Collection entries
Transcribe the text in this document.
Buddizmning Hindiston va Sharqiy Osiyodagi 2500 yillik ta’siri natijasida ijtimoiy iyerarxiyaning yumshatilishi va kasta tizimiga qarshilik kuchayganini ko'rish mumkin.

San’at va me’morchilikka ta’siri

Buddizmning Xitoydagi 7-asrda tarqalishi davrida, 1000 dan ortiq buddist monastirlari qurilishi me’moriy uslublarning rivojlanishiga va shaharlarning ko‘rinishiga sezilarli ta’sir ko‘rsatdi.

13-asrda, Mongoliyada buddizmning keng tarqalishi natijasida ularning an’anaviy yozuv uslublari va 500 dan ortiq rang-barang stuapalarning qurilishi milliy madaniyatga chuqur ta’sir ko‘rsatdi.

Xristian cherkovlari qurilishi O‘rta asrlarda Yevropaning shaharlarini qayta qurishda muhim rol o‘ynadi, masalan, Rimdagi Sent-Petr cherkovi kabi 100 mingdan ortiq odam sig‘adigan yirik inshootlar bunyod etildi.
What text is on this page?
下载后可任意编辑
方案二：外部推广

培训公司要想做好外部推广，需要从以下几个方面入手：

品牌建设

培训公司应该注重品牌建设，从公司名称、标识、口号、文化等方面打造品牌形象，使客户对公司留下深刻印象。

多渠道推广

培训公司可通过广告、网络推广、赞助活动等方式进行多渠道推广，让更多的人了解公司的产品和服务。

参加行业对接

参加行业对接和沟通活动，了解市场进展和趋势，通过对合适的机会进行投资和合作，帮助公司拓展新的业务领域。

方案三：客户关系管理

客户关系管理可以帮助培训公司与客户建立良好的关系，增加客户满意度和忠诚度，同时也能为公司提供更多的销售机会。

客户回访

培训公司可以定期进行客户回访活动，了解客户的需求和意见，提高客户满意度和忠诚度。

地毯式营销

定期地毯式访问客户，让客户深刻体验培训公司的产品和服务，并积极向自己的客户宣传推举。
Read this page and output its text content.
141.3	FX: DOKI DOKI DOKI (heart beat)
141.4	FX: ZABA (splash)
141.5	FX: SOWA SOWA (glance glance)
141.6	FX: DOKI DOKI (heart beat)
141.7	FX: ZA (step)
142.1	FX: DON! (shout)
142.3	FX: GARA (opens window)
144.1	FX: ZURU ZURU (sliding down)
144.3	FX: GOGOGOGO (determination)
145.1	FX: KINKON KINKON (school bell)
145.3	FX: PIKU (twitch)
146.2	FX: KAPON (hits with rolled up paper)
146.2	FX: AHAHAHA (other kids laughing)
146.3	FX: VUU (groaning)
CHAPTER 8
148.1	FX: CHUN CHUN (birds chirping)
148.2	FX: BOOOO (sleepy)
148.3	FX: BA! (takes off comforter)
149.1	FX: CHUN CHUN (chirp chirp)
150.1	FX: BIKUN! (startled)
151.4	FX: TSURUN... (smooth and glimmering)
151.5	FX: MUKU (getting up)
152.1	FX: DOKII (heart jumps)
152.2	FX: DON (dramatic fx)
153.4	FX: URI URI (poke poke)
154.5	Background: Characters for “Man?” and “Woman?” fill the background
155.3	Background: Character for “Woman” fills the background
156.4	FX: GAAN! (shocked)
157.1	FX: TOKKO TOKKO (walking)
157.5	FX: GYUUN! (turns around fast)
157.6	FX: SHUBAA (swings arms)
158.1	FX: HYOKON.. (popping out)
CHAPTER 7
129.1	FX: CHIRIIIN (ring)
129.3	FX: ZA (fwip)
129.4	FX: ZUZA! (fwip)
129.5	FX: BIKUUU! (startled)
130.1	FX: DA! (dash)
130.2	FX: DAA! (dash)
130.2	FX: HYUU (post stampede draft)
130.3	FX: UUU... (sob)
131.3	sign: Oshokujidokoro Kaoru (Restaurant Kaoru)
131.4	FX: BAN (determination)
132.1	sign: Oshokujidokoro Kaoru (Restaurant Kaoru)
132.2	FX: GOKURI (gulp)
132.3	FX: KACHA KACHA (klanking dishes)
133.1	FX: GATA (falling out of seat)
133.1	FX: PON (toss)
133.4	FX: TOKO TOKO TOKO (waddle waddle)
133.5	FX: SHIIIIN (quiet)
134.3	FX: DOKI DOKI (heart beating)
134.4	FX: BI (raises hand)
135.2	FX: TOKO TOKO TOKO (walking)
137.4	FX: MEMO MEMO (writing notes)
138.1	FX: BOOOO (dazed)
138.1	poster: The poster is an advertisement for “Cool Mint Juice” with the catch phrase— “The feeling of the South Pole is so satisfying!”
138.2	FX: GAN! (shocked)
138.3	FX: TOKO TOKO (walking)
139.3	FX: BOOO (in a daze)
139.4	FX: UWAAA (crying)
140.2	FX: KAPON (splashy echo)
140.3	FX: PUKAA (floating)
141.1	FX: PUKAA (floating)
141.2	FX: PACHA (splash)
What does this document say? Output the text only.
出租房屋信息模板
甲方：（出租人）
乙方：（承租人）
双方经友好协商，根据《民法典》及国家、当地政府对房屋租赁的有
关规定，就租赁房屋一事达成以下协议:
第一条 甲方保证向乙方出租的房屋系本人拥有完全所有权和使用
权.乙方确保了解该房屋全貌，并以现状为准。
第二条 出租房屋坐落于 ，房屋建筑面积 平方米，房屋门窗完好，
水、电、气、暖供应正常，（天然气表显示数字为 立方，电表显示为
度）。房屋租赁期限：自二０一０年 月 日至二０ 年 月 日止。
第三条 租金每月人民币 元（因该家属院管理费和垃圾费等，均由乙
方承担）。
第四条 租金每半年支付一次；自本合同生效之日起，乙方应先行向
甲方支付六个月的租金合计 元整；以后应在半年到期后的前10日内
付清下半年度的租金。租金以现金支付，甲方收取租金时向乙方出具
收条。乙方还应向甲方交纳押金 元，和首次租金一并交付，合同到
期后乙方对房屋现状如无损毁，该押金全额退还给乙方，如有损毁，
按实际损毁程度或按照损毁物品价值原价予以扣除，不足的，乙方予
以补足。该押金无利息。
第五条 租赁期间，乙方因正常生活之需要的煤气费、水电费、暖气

* CHALLENGE *
Your answer should be a single number: the count of lines in the entries that contain the word "KAPON".

* FULL OUTPUT *
2